List each line in which the string "gross" appears.

━━━━━━━━

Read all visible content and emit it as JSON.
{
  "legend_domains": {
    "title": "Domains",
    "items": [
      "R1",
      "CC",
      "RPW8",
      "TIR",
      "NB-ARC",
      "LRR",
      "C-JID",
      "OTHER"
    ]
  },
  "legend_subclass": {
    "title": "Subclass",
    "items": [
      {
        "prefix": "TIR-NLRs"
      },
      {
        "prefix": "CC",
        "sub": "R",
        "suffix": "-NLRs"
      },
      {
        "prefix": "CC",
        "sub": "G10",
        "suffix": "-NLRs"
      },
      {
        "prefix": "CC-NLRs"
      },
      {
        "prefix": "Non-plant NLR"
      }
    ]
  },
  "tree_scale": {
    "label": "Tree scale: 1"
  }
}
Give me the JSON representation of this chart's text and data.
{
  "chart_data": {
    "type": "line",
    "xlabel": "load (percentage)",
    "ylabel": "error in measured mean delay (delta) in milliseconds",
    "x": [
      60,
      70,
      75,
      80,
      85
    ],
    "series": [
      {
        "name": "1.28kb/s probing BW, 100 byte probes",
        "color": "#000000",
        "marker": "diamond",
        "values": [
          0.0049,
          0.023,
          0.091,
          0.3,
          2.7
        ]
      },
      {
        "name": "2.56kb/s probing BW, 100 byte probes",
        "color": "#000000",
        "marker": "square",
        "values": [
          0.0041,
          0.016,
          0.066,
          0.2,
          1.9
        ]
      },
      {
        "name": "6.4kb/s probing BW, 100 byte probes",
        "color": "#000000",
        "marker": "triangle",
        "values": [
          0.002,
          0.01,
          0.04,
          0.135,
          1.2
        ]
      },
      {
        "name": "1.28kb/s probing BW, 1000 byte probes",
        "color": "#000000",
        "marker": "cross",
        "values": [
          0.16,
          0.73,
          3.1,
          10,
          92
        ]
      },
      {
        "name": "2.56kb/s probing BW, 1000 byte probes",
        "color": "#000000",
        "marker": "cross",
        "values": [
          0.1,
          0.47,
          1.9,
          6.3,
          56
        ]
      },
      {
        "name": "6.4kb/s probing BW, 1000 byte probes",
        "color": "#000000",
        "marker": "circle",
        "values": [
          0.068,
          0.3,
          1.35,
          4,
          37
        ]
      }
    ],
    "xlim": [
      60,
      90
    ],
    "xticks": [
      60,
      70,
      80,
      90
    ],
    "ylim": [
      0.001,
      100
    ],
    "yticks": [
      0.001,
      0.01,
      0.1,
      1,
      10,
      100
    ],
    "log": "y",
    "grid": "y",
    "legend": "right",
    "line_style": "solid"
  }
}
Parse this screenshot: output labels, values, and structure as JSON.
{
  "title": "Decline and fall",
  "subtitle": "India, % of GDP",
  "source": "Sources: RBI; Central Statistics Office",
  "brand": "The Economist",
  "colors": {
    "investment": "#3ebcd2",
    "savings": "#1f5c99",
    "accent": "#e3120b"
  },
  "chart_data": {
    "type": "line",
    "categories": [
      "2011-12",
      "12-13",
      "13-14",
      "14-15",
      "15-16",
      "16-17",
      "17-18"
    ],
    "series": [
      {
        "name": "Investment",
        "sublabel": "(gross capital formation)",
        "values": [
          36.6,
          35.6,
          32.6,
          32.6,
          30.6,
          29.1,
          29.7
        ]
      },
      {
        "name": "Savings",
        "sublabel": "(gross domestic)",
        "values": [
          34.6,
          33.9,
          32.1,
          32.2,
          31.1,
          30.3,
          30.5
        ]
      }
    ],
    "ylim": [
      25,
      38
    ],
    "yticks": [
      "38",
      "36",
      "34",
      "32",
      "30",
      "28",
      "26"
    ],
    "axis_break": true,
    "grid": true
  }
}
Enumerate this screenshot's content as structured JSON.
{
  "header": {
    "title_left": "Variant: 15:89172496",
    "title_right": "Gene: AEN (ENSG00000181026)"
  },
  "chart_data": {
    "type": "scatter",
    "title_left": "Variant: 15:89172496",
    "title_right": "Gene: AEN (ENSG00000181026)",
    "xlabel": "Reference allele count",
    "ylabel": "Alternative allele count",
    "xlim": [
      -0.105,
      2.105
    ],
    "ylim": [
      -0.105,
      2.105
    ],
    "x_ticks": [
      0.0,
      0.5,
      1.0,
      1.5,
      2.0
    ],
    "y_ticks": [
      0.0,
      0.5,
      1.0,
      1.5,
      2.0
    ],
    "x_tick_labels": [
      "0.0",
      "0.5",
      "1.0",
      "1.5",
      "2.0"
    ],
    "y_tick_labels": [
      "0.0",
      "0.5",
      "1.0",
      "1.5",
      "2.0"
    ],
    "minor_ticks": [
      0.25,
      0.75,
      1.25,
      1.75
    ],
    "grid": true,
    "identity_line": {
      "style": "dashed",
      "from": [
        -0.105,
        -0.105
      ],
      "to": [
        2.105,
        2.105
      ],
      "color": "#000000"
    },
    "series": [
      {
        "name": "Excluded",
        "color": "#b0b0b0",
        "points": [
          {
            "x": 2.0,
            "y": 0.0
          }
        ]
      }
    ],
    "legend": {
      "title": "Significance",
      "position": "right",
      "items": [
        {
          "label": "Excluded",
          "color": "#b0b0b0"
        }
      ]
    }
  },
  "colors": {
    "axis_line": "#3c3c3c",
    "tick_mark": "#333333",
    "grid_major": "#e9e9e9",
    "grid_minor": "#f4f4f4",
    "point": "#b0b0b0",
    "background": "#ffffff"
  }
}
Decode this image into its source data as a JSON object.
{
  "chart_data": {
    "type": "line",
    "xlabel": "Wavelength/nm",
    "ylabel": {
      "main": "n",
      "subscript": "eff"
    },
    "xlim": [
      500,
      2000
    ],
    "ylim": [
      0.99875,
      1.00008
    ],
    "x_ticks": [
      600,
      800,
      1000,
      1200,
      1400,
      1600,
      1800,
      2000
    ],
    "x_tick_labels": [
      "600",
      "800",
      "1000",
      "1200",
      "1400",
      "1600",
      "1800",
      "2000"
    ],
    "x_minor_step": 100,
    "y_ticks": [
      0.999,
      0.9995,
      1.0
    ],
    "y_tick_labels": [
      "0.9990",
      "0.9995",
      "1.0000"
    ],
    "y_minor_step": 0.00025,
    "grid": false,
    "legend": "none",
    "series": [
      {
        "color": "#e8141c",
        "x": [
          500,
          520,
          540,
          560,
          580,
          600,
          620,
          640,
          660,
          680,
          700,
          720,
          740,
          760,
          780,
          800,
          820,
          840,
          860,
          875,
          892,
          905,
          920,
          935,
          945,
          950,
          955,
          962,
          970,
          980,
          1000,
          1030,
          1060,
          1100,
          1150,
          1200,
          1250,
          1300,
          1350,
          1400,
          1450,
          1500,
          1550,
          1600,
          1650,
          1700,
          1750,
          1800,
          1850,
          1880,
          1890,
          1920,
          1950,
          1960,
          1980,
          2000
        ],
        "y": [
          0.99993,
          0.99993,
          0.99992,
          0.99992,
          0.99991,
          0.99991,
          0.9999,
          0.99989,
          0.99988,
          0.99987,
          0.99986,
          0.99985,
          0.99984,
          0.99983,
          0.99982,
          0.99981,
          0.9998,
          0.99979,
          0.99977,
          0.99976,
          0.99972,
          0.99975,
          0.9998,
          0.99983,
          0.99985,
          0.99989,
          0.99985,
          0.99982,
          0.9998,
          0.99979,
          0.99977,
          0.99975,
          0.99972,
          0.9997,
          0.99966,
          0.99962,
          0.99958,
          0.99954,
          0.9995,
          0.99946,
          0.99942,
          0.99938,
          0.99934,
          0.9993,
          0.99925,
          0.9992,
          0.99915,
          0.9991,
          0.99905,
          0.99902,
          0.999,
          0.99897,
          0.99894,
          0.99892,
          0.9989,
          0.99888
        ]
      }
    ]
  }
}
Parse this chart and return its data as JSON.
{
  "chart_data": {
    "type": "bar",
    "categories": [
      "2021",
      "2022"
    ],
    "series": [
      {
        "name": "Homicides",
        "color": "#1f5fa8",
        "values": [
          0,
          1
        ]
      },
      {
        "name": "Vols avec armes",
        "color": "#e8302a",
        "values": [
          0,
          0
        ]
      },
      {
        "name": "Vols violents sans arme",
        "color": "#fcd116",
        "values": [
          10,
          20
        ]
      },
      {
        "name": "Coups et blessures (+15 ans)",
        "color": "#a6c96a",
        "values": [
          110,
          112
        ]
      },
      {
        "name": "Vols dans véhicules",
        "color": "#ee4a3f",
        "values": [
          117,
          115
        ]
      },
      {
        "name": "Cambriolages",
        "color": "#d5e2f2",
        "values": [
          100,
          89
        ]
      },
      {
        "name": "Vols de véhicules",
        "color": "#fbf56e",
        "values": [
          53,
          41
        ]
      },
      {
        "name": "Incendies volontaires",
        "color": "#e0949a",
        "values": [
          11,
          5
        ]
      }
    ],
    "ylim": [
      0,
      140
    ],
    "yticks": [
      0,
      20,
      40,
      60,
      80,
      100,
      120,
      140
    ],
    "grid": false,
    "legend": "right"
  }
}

━━━━━━━━

• **EXERCISE ANSWER**
        "sublabel": "(gross capital formation)",
        "sublabel": "(gross domestic)",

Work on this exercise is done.